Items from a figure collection
================

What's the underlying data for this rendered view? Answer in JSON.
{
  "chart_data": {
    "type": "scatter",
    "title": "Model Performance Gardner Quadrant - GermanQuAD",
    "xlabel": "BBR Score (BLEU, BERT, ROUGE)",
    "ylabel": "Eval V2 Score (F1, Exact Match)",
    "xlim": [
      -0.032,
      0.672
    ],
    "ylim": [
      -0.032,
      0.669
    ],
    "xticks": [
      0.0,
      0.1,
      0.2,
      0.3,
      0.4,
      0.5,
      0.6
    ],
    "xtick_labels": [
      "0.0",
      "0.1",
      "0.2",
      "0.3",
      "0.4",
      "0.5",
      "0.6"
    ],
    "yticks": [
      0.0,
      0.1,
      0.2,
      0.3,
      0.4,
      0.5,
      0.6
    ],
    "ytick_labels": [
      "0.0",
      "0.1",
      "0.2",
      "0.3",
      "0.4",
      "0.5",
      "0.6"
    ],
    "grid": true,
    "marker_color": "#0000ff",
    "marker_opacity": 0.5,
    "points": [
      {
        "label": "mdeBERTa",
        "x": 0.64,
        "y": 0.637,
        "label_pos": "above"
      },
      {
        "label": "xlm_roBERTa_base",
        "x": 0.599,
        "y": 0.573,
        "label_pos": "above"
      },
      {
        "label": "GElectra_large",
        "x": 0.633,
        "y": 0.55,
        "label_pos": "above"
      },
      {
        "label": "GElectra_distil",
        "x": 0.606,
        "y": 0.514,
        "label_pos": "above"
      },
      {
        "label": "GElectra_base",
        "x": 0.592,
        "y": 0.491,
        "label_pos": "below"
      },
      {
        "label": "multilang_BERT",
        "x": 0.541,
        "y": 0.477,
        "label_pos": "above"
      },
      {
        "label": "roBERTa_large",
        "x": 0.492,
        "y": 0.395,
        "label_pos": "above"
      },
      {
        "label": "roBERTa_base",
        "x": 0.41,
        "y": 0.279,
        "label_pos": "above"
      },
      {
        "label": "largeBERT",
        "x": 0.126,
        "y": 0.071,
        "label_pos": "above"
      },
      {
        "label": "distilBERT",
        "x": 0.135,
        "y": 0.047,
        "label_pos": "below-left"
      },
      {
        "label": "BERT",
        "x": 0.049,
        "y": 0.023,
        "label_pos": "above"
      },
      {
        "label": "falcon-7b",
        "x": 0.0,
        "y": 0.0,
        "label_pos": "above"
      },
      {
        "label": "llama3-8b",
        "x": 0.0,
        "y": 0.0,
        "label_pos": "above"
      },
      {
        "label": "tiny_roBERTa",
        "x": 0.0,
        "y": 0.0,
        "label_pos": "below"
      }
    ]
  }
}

================

Exercise brief: Reproduce all the data word for word.

Output:
What's the underlying data for this rendered view? Answer in JSON.
{
  "chart_data": {
    "type": "scatter",
    "title": "Model Performance Gardner Quadrant - GermanQuAD",
    "xlabel": "BBR Score (BLEU, BERT, ROUGE)",
    "ylabel": "Eval V2 Score (F1, Exact Match)",
    "xlim": [
      -0.032,
      0.672
    ],
    "ylim": [
      -0.032,
      0.669
    ],
    "xticks": [
      0.0,
      0.1,
      0.2,
      0.3,
      0.4,
      0.5,
      0.6
    ],
    "xtick_labels": [
      "0.0",
      "0.1",
      "0.2",
      "0.3",
      "0.4",
      "0.5",
      "0.6"
    ],
    "yticks": [
      0.0,
      0.1,
      0.2,
      0.3,
      0.4,
      0.5,
      0.6
    ],
    "ytick_labels": [
      "0.0",
      "0.1",
      "0.2",
      "0.3",
      "0.4",
      "0.5",
      "0.6"
    ],
    "grid": true,
    "marker_color": "#0000ff",
    "marker_opacity": 0.5,
    "points": [
      {
        "label": "mdeBERTa",
        "x": 0.64,
        "y": 0.637,
        "label_pos": "above"
      },
      {
        "label": "xlm_roBERTa_base",
        "x": 0.599,
        "y": 0.573,
        "label_pos": "above"
      },
      {
        "label": "GElectra_large",
        "x": 0.633,
        "y": 0.55,
        "label_pos": "above"
      },
      {
        "label": "GElectra_distil",
        "x": 0.606,
        "y": 0.514,
        "label_pos": "above"
      },
      {
        "label": "GElectra_base",
        "x": 0.592,
        "y": 0.491,
        "label_pos": "below"
      },
      {
        "label": "multilang_BERT",
        "x": 0.541,
        "y": 0.477,
        "label_pos": "above"
      },
      {
        "label": "roBERTa_large",
        "x": 0.492,
        "y": 0.395,
        "label_pos": "above"
      },
      {
        "label": "roBERTa_base",
        "x": 0.41,
        "y": 0.279,
        "label_pos": "above"
      },
      {
        "label": "largeBERT",
        "x": 0.126,
        "y": 0.071,
        "label_pos": "above"
      },
      {
        "label": "distilBERT",
        "x": 0.135,
        "y": 0.047,
        "label_pos": "below-left"
      },
      {
        "label": "BERT",
        "x": 0.049,
        "y": 0.023,
        "label_pos": "above"
      },
      {
        "label": "falcon-7b",
        "x": 0.0,
        "y": 0.0,
        "label_pos": "above"
      },
      {
        "label": "llama3-8b",
        "x": 0.0,
        "y": 0.0,
        "label_pos": "above"
      },
      {
        "label": "tiny_roBERTa",
        "x": 0.0,
        "y": 0.0,
        "label_pos": "below"
      }
    ]
  }
}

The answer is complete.